Problem description - Transcribe exactly the lines from the one holding "Extract the structured" to the end of the data below, including both of those lines and no others.

Extracted records -
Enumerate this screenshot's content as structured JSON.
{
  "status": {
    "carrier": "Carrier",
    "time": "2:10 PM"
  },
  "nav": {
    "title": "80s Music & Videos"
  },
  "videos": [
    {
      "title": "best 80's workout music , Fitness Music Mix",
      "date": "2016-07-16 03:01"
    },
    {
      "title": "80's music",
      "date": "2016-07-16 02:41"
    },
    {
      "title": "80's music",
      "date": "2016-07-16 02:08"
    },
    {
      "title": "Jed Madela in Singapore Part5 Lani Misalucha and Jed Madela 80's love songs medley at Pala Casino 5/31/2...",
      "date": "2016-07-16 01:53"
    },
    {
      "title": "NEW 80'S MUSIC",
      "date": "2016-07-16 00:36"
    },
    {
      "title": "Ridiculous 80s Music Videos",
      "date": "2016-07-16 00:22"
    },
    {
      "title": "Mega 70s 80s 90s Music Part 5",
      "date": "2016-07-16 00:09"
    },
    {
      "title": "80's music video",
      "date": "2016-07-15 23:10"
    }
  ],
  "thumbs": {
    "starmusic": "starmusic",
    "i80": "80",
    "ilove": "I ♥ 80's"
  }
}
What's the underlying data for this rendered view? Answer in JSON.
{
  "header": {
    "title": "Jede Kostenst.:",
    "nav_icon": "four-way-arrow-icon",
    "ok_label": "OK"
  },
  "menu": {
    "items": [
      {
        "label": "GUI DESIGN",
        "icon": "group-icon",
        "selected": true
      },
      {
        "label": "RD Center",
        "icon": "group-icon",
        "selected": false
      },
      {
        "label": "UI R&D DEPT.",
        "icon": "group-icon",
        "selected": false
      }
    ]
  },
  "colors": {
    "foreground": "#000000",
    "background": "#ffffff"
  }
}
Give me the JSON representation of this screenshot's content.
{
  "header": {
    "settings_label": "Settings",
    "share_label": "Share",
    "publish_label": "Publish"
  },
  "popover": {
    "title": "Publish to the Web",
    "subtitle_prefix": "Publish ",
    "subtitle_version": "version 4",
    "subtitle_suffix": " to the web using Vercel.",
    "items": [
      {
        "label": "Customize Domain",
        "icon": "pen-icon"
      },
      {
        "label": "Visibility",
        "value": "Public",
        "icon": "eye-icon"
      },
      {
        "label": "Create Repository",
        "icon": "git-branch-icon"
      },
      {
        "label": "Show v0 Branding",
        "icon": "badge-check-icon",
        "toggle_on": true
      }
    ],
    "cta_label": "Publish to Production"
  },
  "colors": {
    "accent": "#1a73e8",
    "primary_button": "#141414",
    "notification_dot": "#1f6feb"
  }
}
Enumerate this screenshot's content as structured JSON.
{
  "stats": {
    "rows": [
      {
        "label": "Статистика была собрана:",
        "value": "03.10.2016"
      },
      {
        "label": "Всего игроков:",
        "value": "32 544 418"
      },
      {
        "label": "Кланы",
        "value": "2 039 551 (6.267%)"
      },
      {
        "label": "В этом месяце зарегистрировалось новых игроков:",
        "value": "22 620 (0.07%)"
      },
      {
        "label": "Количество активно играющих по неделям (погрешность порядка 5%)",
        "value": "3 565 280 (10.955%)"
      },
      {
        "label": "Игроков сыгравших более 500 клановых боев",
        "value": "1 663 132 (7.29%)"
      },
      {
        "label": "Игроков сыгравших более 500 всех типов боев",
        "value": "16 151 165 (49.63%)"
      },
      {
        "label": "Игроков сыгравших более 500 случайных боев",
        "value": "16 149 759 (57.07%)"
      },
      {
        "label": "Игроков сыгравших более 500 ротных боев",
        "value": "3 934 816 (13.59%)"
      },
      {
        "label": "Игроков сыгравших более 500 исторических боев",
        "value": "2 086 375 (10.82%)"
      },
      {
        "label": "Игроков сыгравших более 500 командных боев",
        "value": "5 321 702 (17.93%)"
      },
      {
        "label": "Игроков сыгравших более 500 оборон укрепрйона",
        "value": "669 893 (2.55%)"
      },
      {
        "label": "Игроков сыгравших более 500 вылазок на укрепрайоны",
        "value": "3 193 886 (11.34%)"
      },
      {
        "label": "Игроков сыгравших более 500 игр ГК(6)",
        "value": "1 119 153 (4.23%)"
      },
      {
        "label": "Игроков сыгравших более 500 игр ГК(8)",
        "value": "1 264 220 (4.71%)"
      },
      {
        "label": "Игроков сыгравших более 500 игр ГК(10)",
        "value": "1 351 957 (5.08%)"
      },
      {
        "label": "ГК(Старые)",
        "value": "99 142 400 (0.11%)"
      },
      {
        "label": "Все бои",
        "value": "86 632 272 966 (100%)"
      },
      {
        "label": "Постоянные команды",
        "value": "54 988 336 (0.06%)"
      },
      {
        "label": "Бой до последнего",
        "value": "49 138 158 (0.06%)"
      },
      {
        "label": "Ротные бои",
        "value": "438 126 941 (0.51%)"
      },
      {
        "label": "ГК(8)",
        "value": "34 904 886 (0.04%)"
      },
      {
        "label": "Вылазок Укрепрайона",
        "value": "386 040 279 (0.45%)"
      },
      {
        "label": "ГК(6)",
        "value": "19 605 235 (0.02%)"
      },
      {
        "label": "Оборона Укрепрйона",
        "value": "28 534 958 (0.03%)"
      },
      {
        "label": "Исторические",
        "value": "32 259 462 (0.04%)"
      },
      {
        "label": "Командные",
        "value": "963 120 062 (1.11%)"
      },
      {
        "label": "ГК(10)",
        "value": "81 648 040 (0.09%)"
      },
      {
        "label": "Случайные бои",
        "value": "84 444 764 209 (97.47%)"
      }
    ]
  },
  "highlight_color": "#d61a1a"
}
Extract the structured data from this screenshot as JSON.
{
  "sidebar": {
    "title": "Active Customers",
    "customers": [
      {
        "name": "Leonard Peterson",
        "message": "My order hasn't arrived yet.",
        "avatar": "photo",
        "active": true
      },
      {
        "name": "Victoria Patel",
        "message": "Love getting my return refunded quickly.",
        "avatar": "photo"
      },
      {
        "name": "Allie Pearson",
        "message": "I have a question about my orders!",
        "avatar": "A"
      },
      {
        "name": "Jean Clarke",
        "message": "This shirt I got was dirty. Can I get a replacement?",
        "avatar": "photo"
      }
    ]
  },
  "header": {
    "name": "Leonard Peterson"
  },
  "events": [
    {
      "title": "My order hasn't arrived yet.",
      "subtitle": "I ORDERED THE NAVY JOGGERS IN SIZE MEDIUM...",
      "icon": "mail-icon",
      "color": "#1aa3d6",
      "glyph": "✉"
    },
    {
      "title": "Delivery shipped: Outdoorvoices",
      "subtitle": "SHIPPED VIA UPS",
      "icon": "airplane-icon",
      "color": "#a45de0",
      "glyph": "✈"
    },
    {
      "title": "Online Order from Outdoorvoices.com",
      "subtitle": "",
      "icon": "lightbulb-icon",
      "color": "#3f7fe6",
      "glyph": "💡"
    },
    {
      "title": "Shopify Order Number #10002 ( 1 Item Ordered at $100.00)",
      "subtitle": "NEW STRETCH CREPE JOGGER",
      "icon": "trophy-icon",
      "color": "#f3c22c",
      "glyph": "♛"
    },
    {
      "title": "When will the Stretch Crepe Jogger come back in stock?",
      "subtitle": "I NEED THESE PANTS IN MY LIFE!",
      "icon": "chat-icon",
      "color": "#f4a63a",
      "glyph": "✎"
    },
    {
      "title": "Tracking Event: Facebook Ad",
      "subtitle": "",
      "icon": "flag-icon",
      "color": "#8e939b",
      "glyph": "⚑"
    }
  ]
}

Result of this exercise -
Extract the structured data from this screenshot as JSON.
{
  "sidebar": {
    "title": "Active Customers",
    "customers": [
      {
        "name": "Leonard Peterson",
        "message": "My order hasn't arrived yet.",
        "avatar": "photo",
        "active": true
      },
      {
        "name": "Victoria Patel",
        "message": "Love getting my return refunded quickly.",
        "avatar": "photo"
      },
      {
        "name": "Allie Pearson",
        "message": "I have a question about my orders!",
        "avatar": "A"
      },
      {
        "name": "Jean Clarke",
        "message": "This shirt I got was dirty. Can I get a replacement?",
        "avatar": "photo"
      }
    ]
  },
  "header": {
    "name": "Leonard Peterson"
  },
  "events": [
    {
      "title": "My order hasn't arrived yet.",
      "subtitle": "I ORDERED THE NAVY JOGGERS IN SIZE MEDIUM...",
      "icon": "mail-icon",
      "color": "#1aa3d6",
      "glyph": "✉"
    },
    {
      "title": "Delivery shipped: Outdoorvoices",
      "subtitle": "SHIPPED VIA UPS",
      "icon": "airplane-icon",
      "color": "#a45de0",
      "glyph": "✈"
    },
    {
      "title": "Online Order from Outdoorvoices.com",
      "subtitle": "",
      "icon": "lightbulb-icon",
      "color": "#3f7fe6",
      "glyph": "💡"
    },
    {
      "title": "Shopify Order Number #10002 ( 1 Item Ordered at $100.00)",
      "subtitle": "NEW STRETCH CREPE JOGGER",
      "icon": "trophy-icon",
      "color": "#f3c22c",
      "glyph": "♛"
    },
    {
      "title": "When will the Stretch Crepe Jogger come back in stock?",
      "subtitle": "I NEED THESE PANTS IN MY LIFE!",
      "icon": "chat-icon",
      "color": "#f4a63a",
      "glyph": "✎"
    },
    {
      "title": "Tracking Event: Facebook Ad",
      "subtitle": "",
      "icon": "flag-icon",
      "color": "#8e939b",
      "glyph": "⚑"
    }
  ]
}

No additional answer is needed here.